Supplied records:

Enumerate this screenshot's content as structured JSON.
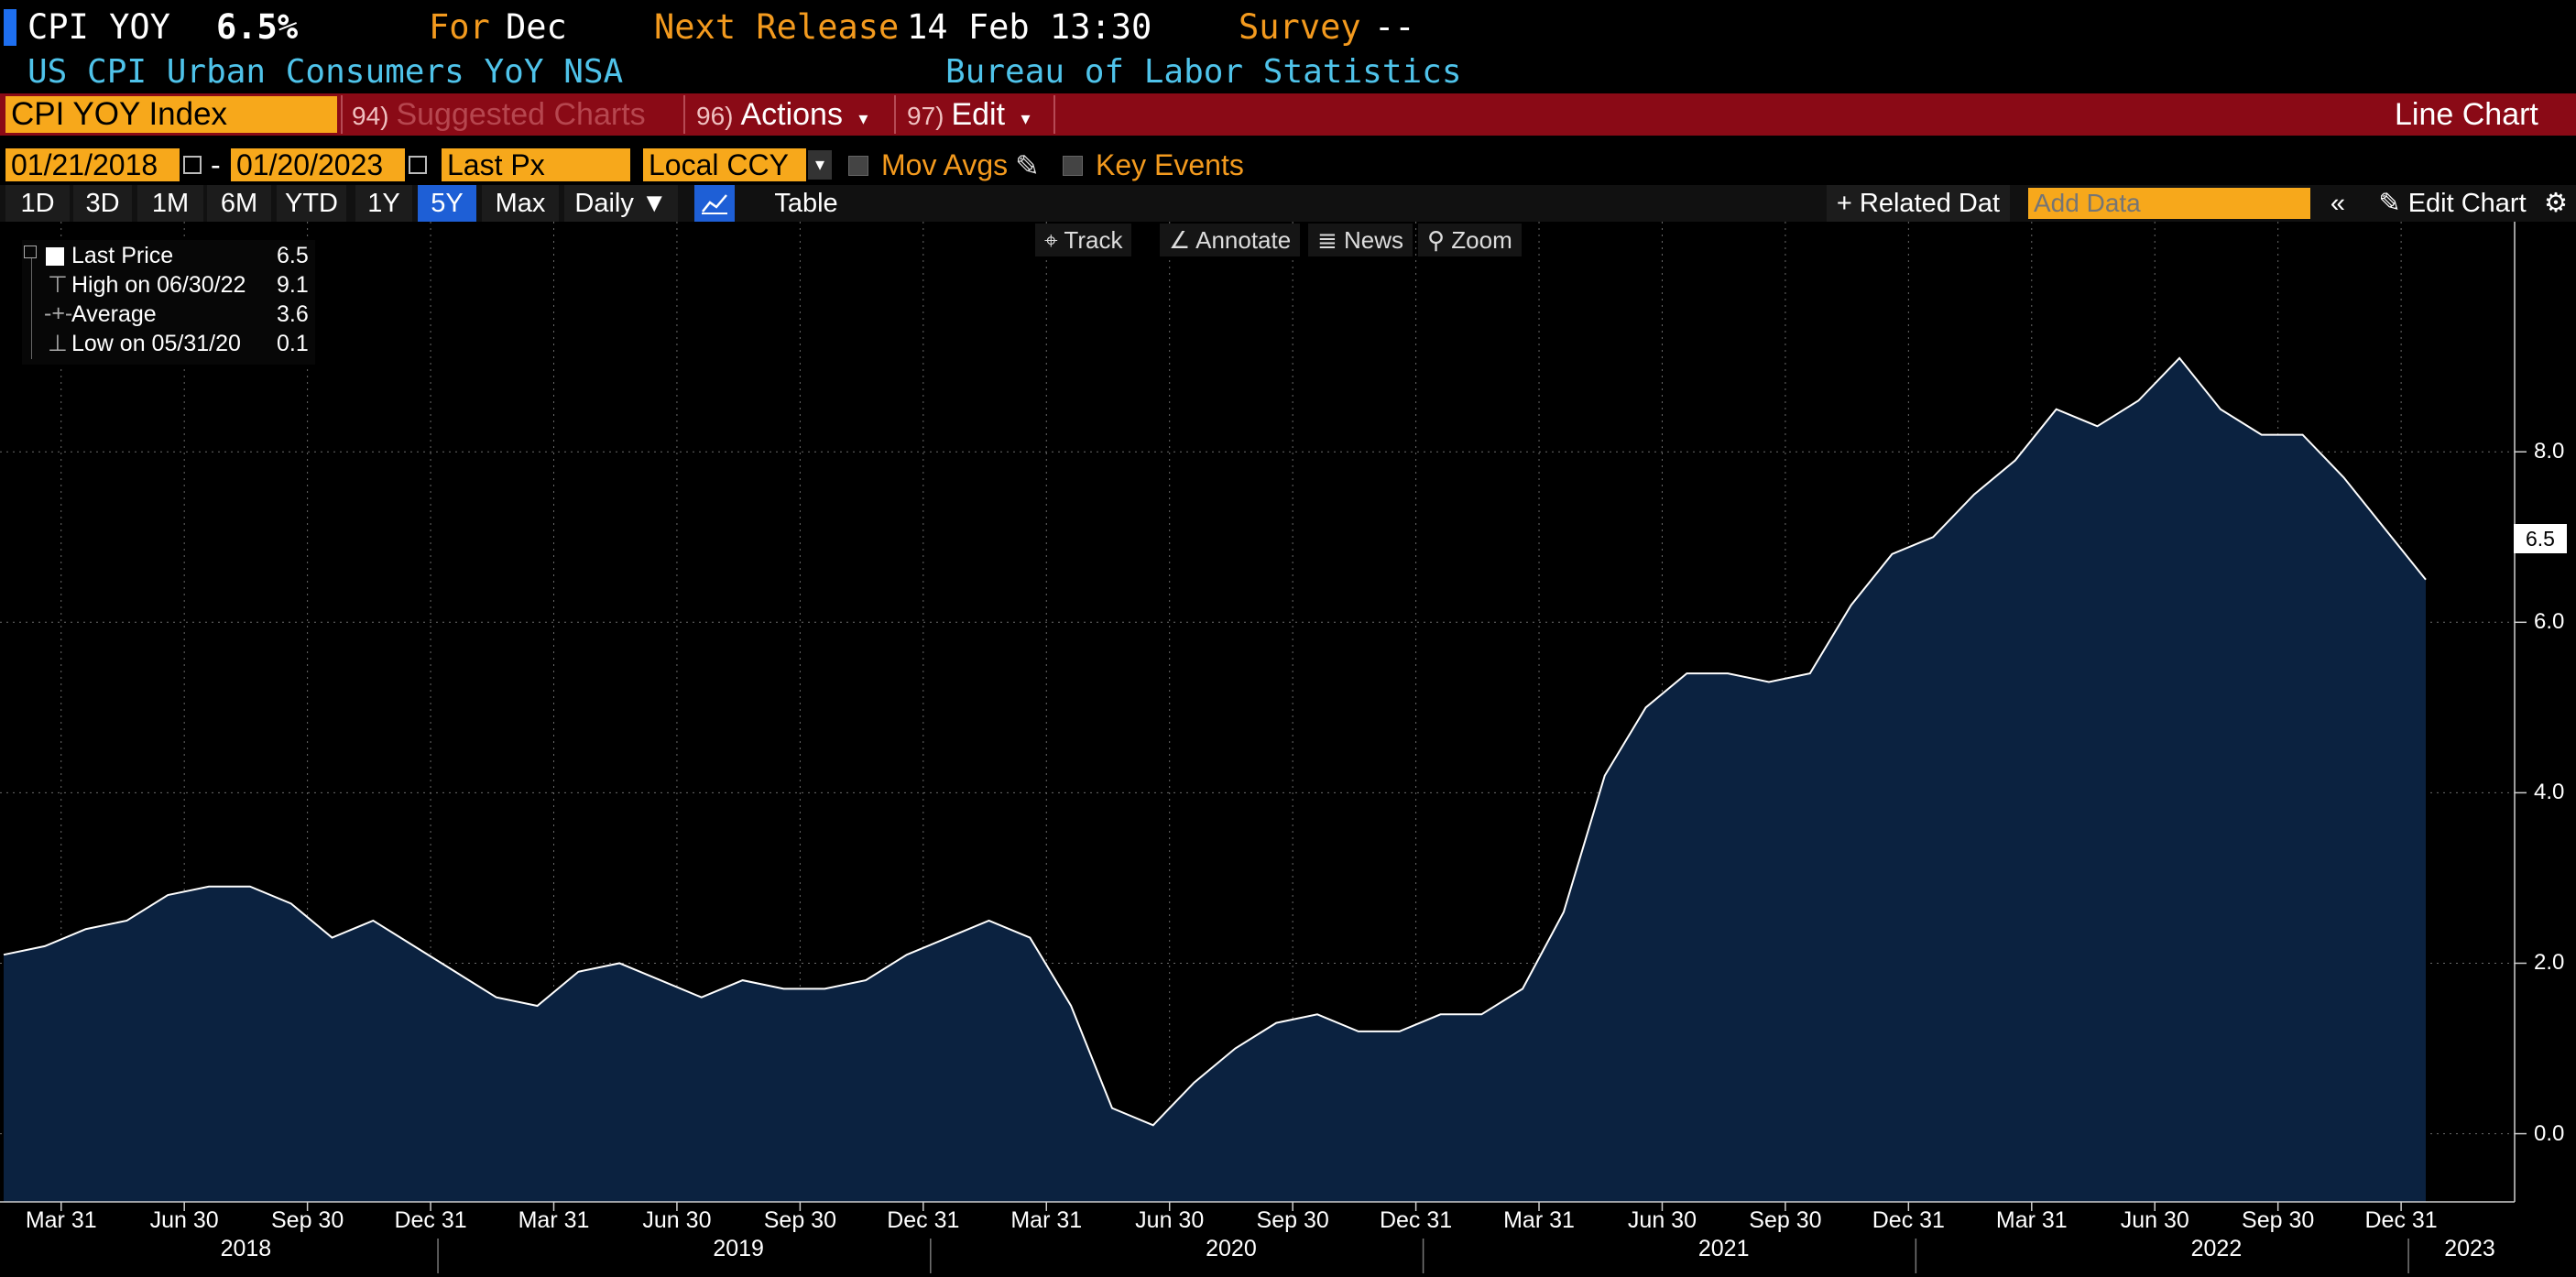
{
  "header": {
    "ticker": "CPI YOY",
    "value": "6.5%",
    "for_label": "For",
    "for_value": "Dec",
    "next_release_label": "Next Release",
    "next_release_value": "14 Feb 13:30",
    "survey_label": "Survey",
    "survey_value": "--",
    "description": "US CPI Urban Consumers YoY NSA",
    "source": "Bureau of Labor Statistics"
  },
  "command_bar": {
    "security": "CPI YOY Index",
    "suggested_num": "94)",
    "suggested_label": "Suggested Charts",
    "actions_num": "96)",
    "actions_label": "Actions",
    "edit_num": "97)",
    "edit_label": "Edit",
    "chart_type": "Line Chart"
  },
  "controls": {
    "start_date": "01/21/2018",
    "dash": "-",
    "end_date": "01/20/2023",
    "field": "Last Px",
    "currency": "Local CCY",
    "mov_avgs": "Mov Avgs",
    "key_events": "Key Events"
  },
  "range_buttons": [
    "1D",
    "3D",
    "1M",
    "6M",
    "YTD",
    "1Y",
    "5Y",
    "Max"
  ],
  "active_range": "5Y",
  "frequency": "Daily",
  "table_label": "Table",
  "related_data": "Related Dat",
  "add_data_placeholder": "Add Data",
  "edit_chart": "Edit Chart",
  "tools": {
    "track": "Track",
    "annotate": "Annotate",
    "news": "News",
    "zoom": "Zoom"
  },
  "legend": {
    "last_label": "Last Price",
    "last_value": "6.5",
    "high_label": "High on 06/30/22",
    "high_value": "9.1",
    "avg_label": "Average",
    "avg_value": "3.6",
    "low_label": "Low on 05/31/20",
    "low_value": "0.1"
  },
  "last_badge": "6.5",
  "colors": {
    "accent_orange": "#f7a81b",
    "command_red": "#8a0a16",
    "area_fill": "#0b2240",
    "line": "#ffffff",
    "active_blue": "#1e5fd6"
  },
  "chart_data": {
    "type": "area",
    "title": "",
    "xlabel": "",
    "ylabel": "",
    "ylim": [
      -0.8,
      10.7
    ],
    "yticks": [
      "0.0",
      "2.0",
      "4.0",
      "6.0",
      "8.0"
    ],
    "grid": true,
    "x_tick_labels": [
      "Mar 31",
      "Jun 30",
      "Sep 30",
      "Dec 31",
      "Mar 31",
      "Jun 30",
      "Sep 30",
      "Dec 31",
      "Mar 31",
      "Jun 30",
      "Sep 30",
      "Dec 31",
      "Mar 31",
      "Jun 30",
      "Sep 30",
      "Dec 31",
      "Mar 31",
      "Jun 30",
      "Sep 30",
      "Dec 31"
    ],
    "year_labels": [
      "2018",
      "2019",
      "2020",
      "2021",
      "2022",
      "2023"
    ],
    "series": [
      {
        "values": [
          2.1,
          2.2,
          2.4,
          2.5,
          2.8,
          2.9,
          2.9,
          2.7,
          2.3,
          2.5,
          2.2,
          1.9,
          1.6,
          1.5,
          1.9,
          2.0,
          1.8,
          1.6,
          1.8,
          1.7,
          1.7,
          1.8,
          2.1,
          2.3,
          2.5,
          2.3,
          1.5,
          0.3,
          0.1,
          0.6,
          1.0,
          1.3,
          1.4,
          1.2,
          1.2,
          1.4,
          1.4,
          1.7,
          2.6,
          4.2,
          5.0,
          5.4,
          5.4,
          5.3,
          5.4,
          6.2,
          6.8,
          7.0,
          7.5,
          7.9,
          8.5,
          8.3,
          8.6,
          9.1,
          8.5,
          8.2,
          8.2,
          7.7,
          7.1,
          6.5
        ]
      }
    ]
  }
}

Given task: Reproduce the records verbatim, omitting all images they contain.

Task response:
Enumerate this screenshot's content as structured JSON.
{
  "header": {
    "ticker": "CPI YOY",
    "value": "6.5%",
    "for_label": "For",
    "for_value": "Dec",
    "next_release_label": "Next Release",
    "next_release_value": "14 Feb 13:30",
    "survey_label": "Survey",
    "survey_value": "--",
    "description": "US CPI Urban Consumers YoY NSA",
    "source": "Bureau of Labor Statistics"
  },
  "command_bar": {
    "security": "CPI YOY Index",
    "suggested_num": "94)",
    "suggested_label": "Suggested Charts",
    "actions_num": "96)",
    "actions_label": "Actions",
    "edit_num": "97)",
    "edit_label": "Edit",
    "chart_type": "Line Chart"
  },
  "controls": {
    "start_date": "01/21/2018",
    "dash": "-",
    "end_date": "01/20/2023",
    "field": "Last Px",
    "currency": "Local CCY",
    "mov_avgs": "Mov Avgs",
    "key_events": "Key Events"
  },
  "range_buttons": [
    "1D",
    "3D",
    "1M",
    "6M",
    "YTD",
    "1Y",
    "5Y",
    "Max"
  ],
  "active_range": "5Y",
  "frequency": "Daily",
  "table_label": "Table",
  "related_data": "Related Dat",
  "add_data_placeholder": "Add Data",
  "edit_chart": "Edit Chart",
  "tools": {
    "track": "Track",
    "annotate": "Annotate",
    "news": "News",
    "zoom": "Zoom"
  },
  "legend": {
    "last_label": "Last Price",
    "last_value": "6.5",
    "high_label": "High on 06/30/22",
    "high_value": "9.1",
    "avg_label": "Average",
    "avg_value": "3.6",
    "low_label": "Low on 05/31/20",
    "low_value": "0.1"
  },
  "last_badge": "6.5",
  "colors": {
    "accent_orange": "#f7a81b",
    "command_red": "#8a0a16",
    "area_fill": "#0b2240",
    "line": "#ffffff",
    "active_blue": "#1e5fd6"
  },
  "chart_data": {
    "type": "area",
    "title": "",
    "xlabel": "",
    "ylabel": "",
    "ylim": [
      -0.8,
      10.7
    ],
    "yticks": [
      "0.0",
      "2.0",
      "4.0",
      "6.0",
      "8.0"
    ],
    "grid": true,
    "x_tick_labels": [
      "Mar 31",
      "Jun 30",
      "Sep 30",
      "Dec 31",
      "Mar 31",
      "Jun 30",
      "Sep 30",
      "Dec 31",
      "Mar 31",
      "Jun 30",
      "Sep 30",
      "Dec 31",
      "Mar 31",
      "Jun 30",
      "Sep 30",
      "Dec 31",
      "Mar 31",
      "Jun 30",
      "Sep 30",
      "Dec 31"
    ],
    "year_labels": [
      "2018",
      "2019",
      "2020",
      "2021",
      "2022",
      "2023"
    ],
    "series": [
      {
        "values": [
          2.1,
          2.2,
          2.4,
          2.5,
          2.8,
          2.9,
          2.9,
          2.7,
          2.3,
          2.5,
          2.2,
          1.9,
          1.6,
          1.5,
          1.9,
          2.0,
          1.8,
          1.6,
          1.8,
          1.7,
          1.7,
          1.8,
          2.1,
          2.3,
          2.5,
          2.3,
          1.5,
          0.3,
          0.1,
          0.6,
          1.0,
          1.3,
          1.4,
          1.2,
          1.2,
          1.4,
          1.4,
          1.7,
          2.6,
          4.2,
          5.0,
          5.4,
          5.4,
          5.3,
          5.4,
          6.2,
          6.8,
          7.0,
          7.5,
          7.9,
          8.5,
          8.3,
          8.6,
          9.1,
          8.5,
          8.2,
          8.2,
          7.7,
          7.1,
          6.5
        ]
      }
    ]
  }
}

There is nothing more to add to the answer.